* _Rows_:
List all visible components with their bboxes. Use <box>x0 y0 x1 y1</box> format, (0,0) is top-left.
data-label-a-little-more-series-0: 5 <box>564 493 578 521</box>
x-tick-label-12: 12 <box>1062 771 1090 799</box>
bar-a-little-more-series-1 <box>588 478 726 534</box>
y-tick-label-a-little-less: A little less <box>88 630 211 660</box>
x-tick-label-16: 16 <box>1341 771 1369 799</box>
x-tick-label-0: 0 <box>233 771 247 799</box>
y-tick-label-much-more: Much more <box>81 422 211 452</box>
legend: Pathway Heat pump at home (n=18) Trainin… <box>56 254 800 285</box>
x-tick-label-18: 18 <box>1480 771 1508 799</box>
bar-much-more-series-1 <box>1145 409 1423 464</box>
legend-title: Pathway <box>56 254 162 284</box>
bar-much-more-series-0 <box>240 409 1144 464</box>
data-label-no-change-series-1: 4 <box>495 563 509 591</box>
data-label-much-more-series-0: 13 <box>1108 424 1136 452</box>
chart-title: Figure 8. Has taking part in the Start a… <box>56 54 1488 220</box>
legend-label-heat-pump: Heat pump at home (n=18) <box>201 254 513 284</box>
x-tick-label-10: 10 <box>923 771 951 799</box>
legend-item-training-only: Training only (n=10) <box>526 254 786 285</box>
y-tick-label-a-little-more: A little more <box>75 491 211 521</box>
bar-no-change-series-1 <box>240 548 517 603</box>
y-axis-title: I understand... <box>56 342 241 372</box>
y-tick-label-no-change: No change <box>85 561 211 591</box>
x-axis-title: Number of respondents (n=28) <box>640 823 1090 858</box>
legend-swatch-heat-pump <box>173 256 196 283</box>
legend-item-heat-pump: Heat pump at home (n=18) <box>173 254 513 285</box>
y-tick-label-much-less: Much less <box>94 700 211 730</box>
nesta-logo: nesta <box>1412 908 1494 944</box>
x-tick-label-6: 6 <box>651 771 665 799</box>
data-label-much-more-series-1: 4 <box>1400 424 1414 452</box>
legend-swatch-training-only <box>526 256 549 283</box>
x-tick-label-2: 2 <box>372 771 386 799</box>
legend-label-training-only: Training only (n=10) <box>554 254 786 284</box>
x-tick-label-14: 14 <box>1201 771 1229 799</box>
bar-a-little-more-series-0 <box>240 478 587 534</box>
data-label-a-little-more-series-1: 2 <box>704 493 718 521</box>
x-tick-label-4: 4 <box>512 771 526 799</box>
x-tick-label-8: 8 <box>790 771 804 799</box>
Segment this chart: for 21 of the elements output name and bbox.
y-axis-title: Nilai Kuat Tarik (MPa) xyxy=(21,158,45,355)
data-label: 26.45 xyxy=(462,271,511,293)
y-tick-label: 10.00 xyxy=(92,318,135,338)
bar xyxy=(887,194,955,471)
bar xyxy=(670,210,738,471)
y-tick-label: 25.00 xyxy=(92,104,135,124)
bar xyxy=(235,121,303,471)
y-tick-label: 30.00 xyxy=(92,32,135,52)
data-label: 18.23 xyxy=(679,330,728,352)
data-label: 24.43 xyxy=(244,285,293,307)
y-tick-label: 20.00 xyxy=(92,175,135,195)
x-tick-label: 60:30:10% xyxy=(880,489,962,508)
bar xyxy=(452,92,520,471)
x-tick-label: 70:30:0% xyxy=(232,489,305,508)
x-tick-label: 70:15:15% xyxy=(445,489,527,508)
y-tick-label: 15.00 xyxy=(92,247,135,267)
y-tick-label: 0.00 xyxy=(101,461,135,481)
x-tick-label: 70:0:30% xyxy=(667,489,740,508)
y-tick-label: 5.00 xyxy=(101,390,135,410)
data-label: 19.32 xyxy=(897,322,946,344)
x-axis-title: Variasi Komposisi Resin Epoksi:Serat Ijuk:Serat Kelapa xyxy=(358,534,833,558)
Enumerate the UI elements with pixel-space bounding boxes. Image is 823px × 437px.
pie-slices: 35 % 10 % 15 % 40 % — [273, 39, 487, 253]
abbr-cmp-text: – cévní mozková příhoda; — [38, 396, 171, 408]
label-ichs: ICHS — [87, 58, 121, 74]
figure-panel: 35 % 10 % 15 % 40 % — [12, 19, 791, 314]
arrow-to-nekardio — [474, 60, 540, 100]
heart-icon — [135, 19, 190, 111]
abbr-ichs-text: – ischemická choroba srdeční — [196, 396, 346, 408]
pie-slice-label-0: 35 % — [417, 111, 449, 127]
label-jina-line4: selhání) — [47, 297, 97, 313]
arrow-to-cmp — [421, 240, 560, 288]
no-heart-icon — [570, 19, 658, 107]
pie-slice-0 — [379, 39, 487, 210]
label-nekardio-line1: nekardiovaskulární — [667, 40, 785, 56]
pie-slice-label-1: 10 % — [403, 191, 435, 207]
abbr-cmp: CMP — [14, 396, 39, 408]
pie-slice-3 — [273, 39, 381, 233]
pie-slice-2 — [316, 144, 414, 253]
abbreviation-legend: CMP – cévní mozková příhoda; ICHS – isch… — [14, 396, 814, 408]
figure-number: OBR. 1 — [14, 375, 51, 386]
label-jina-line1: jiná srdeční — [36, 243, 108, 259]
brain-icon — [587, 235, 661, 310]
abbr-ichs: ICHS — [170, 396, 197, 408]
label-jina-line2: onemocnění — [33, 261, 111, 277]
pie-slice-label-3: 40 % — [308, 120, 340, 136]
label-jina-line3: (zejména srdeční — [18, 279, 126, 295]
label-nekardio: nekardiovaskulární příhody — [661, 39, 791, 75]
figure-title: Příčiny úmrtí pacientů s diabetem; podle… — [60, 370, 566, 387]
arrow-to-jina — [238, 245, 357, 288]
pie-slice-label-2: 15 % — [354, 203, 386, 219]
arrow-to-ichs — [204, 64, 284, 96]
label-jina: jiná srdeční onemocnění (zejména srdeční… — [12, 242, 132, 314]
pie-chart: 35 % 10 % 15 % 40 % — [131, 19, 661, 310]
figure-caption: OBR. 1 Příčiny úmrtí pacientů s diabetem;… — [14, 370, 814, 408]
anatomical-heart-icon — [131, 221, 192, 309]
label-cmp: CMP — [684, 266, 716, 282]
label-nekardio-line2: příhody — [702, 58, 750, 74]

* _Challenge_:
Reproduce every one of the lines above without any change, from the first through the last.

* _Task answer_:
List all visible components with their bboxes. Use <box>x0 y0 x1 y1</box> format, (0,0) is top-left.
data-label-a-little-more-series-0: 5 <box>564 493 578 521</box>
x-tick-label-12: 12 <box>1062 771 1090 799</box>
bar-a-little-more-series-1 <box>588 478 726 534</box>
y-tick-label-a-little-less: A little less <box>88 630 211 660</box>
x-tick-label-16: 16 <box>1341 771 1369 799</box>
x-tick-label-0: 0 <box>233 771 247 799</box>
y-tick-label-much-more: Much more <box>81 422 211 452</box>
legend: Pathway Heat pump at home (n=18) Trainin… <box>56 254 800 285</box>
x-tick-label-18: 18 <box>1480 771 1508 799</box>
bar-much-more-series-1 <box>1145 409 1423 464</box>
legend-title: Pathway <box>56 254 162 284</box>
bar-much-more-series-0 <box>240 409 1144 464</box>
data-label-no-change-series-1: 4 <box>495 563 509 591</box>
data-label-much-more-series-0: 13 <box>1108 424 1136 452</box>
chart-title: Figure 8. Has taking part in the Start a… <box>56 54 1488 220</box>
legend-label-heat-pump: Heat pump at home (n=18) <box>201 254 513 284</box>
x-tick-label-10: 10 <box>923 771 951 799</box>
legend-item-training-only: Training only (n=10) <box>526 254 786 285</box>
y-tick-label-a-little-more: A little more <box>75 491 211 521</box>
bar-no-change-series-1 <box>240 548 517 603</box>
y-axis-title: I understand... <box>56 342 241 372</box>
y-tick-label-no-change: No change <box>85 561 211 591</box>
x-axis-title: Number of respondents (n=28) <box>640 823 1090 858</box>
legend-swatch-heat-pump <box>173 256 196 283</box>
legend-item-heat-pump: Heat pump at home (n=18) <box>173 254 513 285</box>
y-tick-label-much-less: Much less <box>94 700 211 730</box>
nesta-logo: nesta <box>1412 908 1494 944</box>
x-tick-label-6: 6 <box>651 771 665 799</box>
data-label-much-more-series-1: 4 <box>1400 424 1414 452</box>
legend-swatch-training-only <box>526 256 549 283</box>
x-tick-label-2: 2 <box>372 771 386 799</box>
legend-label-training-only: Training only (n=10) <box>554 254 786 284</box>
x-tick-label-14: 14 <box>1201 771 1229 799</box>
bar-a-little-more-series-0 <box>240 478 587 534</box>
data-label-a-little-more-series-1: 2 <box>704 493 718 521</box>
x-tick-label-4: 4 <box>512 771 526 799</box>
x-tick-label-8: 8 <box>790 771 804 799</box>
Segment this chart: for 21 of the elements output name and bbox.
y-axis-title: Nilai Kuat Tarik (MPa) xyxy=(21,158,45,355)
data-label: 26.45 xyxy=(462,271,511,293)
y-tick-label: 10.00 xyxy=(92,318,135,338)
bar xyxy=(887,194,955,471)
bar xyxy=(670,210,738,471)
y-tick-label: 25.00 xyxy=(92,104,135,124)
bar xyxy=(235,121,303,471)
y-tick-label: 30.00 xyxy=(92,32,135,52)
data-label: 18.23 xyxy=(679,330,728,352)
data-label: 24.43 xyxy=(244,285,293,307)
y-tick-label: 20.00 xyxy=(92,175,135,195)
x-tick-label: 60:30:10% xyxy=(880,489,962,508)
bar xyxy=(452,92,520,471)
x-tick-label: 70:30:0% xyxy=(232,489,305,508)
x-tick-label: 70:15:15% xyxy=(445,489,527,508)
y-tick-label: 15.00 xyxy=(92,247,135,267)
y-tick-label: 0.00 xyxy=(101,461,135,481)
x-tick-label: 70:0:30% xyxy=(667,489,740,508)
y-tick-label: 5.00 xyxy=(101,390,135,410)
data-label: 19.32 xyxy=(897,322,946,344)
x-axis-title: Variasi Komposisi Resin Epoksi:Serat Ijuk:Serat Kelapa xyxy=(358,534,833,558)
Enumerate the UI elements with pixel-space bounding boxes. Image is 823px × 437px.
pie-slices: 35 % 10 % 15 % 40 % — [273, 39, 487, 253]
abbr-cmp-text: – cévní mozková příhoda; — [38, 396, 171, 408]
label-ichs: ICHS — [87, 58, 121, 74]
figure-panel: 35 % 10 % 15 % 40 % — [12, 19, 791, 314]
arrow-to-nekardio — [474, 60, 540, 100]
heart-icon — [135, 19, 190, 111]
abbr-ichs-text: – ischemická choroba srdeční — [196, 396, 346, 408]
pie-slice-label-0: 35 % — [417, 111, 449, 127]
label-jina-line4: selhání) — [47, 297, 97, 313]
arrow-to-cmp — [421, 240, 560, 288]
no-heart-icon — [570, 19, 658, 107]
pie-slice-0 — [379, 39, 487, 210]
label-nekardio-line1: nekardiovaskulární — [667, 40, 785, 56]
pie-slice-label-1: 10 % — [403, 191, 435, 207]
abbr-cmp: CMP — [14, 396, 39, 408]
pie-slice-3 — [273, 39, 381, 233]
pie-slice-2 — [316, 144, 414, 253]
abbreviation-legend: CMP – cévní mozková příhoda; ICHS – isch… — [14, 396, 814, 408]
figure-number: OBR. 1 — [14, 375, 51, 386]
label-jina-line1: jiná srdeční — [36, 243, 108, 259]
brain-icon — [587, 235, 661, 310]
abbr-ichs: ICHS — [170, 396, 197, 408]
label-jina-line2: onemocnění — [33, 261, 111, 277]
pie-slice-label-3: 40 % — [308, 120, 340, 136]
label-jina-line3: (zejména srdeční — [18, 279, 126, 295]
label-nekardio: nekardiovaskulární příhody — [661, 39, 791, 75]
figure-title: Příčiny úmrtí pacientů s diabetem; podle… — [60, 370, 566, 387]
arrow-to-jina — [238, 245, 357, 288]
pie-slice-label-2: 15 % — [354, 203, 386, 219]
arrow-to-ichs — [204, 64, 284, 96]
label-jina: jiná srdeční onemocnění (zejména srdeční… — [12, 242, 132, 314]
pie-chart: 35 % 10 % 15 % 40 % — [131, 19, 661, 310]
figure-caption: OBR. 1 Příčiny úmrtí pacientů s diabetem;… — [14, 370, 814, 408]
anatomical-heart-icon — [131, 221, 192, 309]
label-cmp: CMP — [684, 266, 716, 282]
label-nekardio-line2: příhody — [702, 58, 750, 74]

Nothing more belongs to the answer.